* _Exercise description_
Transcribe each record exactly. Include every one.
START
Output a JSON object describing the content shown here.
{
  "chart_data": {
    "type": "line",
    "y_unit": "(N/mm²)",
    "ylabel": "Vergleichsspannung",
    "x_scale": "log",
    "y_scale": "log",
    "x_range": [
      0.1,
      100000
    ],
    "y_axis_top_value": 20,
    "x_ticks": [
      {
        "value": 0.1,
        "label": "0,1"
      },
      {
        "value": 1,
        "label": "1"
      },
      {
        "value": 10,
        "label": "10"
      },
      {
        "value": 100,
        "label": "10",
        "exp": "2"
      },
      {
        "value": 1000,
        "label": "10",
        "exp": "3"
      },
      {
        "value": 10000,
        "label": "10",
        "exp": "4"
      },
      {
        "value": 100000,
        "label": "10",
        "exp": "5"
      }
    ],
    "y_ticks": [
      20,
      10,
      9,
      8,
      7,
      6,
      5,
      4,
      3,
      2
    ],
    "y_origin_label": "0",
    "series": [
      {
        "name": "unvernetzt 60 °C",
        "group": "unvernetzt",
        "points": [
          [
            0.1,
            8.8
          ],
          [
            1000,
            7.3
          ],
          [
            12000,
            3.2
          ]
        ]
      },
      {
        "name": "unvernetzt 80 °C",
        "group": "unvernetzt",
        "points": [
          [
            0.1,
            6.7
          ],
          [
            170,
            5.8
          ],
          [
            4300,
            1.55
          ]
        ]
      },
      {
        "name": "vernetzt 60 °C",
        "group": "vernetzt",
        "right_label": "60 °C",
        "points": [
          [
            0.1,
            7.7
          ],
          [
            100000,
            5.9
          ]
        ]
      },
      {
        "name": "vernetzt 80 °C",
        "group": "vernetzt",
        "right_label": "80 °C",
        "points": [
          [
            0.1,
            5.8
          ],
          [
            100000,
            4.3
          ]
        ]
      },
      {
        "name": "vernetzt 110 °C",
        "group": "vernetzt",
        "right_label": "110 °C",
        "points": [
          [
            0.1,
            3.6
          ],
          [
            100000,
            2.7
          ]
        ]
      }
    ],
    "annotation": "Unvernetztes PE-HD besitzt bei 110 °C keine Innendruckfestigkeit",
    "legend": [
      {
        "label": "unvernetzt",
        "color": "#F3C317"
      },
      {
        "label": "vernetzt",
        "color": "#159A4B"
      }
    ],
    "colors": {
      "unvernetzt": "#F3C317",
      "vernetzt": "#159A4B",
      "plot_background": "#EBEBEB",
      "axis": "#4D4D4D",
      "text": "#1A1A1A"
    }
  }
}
END
* _Output_
Output a JSON object describing the content shown here.
{
  "chart_data": {
    "type": "line",
    "y_unit": "(N/mm²)",
    "ylabel": "Vergleichsspannung",
    "x_scale": "log",
    "y_scale": "log",
    "x_range": [
      0.1,
      100000
    ],
    "y_axis_top_value": 20,
    "x_ticks": [
      {
        "value": 0.1,
        "label": "0,1"
      },
      {
        "value": 1,
        "label": "1"
      },
      {
        "value": 10,
        "label": "10"
      },
      {
        "value": 100,
        "label": "10",
        "exp": "2"
      },
      {
        "value": 1000,
        "label": "10",
        "exp": "3"
      },
      {
        "value": 10000,
        "label": "10",
        "exp": "4"
      },
      {
        "value": 100000,
        "label": "10",
        "exp": "5"
      }
    ],
    "y_ticks": [
      20,
      10,
      9,
      8,
      7,
      6,
      5,
      4,
      3,
      2
    ],
    "y_origin_label": "0",
    "series": [
      {
        "name": "unvernetzt 60 °C",
        "group": "unvernetzt",
        "points": [
          [
            0.1,
            8.8
          ],
          [
            1000,
            7.3
          ],
          [
            12000,
            3.2
          ]
        ]
      },
      {
        "name": "unvernetzt 80 °C",
        "group": "unvernetzt",
        "points": [
          [
            0.1,
            6.7
          ],
          [
            170,
            5.8
          ],
          [
            4300,
            1.55
          ]
        ]
      },
      {
        "name": "vernetzt 60 °C",
        "group": "vernetzt",
        "right_label": "60 °C",
        "points": [
          [
            0.1,
            7.7
          ],
          [
            100000,
            5.9
          ]
        ]
      },
      {
        "name": "vernetzt 80 °C",
        "group": "vernetzt",
        "right_label": "80 °C",
        "points": [
          [
            0.1,
            5.8
          ],
          [
            100000,
            4.3
          ]
        ]
      },
      {
        "name": "vernetzt 110 °C",
        "group": "vernetzt",
        "right_label": "110 °C",
        "points": [
          [
            0.1,
            3.6
          ],
          [
            100000,
            2.7
          ]
        ]
      }
    ],
    "annotation": "Unvernetztes PE-HD besitzt bei 110 °C keine Innendruckfestigkeit",
    "legend": [
      {
        "label": "unvernetzt",
        "color": "#F3C317"
      },
      {
        "label": "vernetzt",
        "color": "#159A4B"
      }
    ],
    "colors": {
      "unvernetzt": "#F3C317",
      "vernetzt": "#159A4B",
      "plot_background": "#EBEBEB",
      "axis": "#4D4D4D",
      "text": "#1A1A1A"
    }
  }
}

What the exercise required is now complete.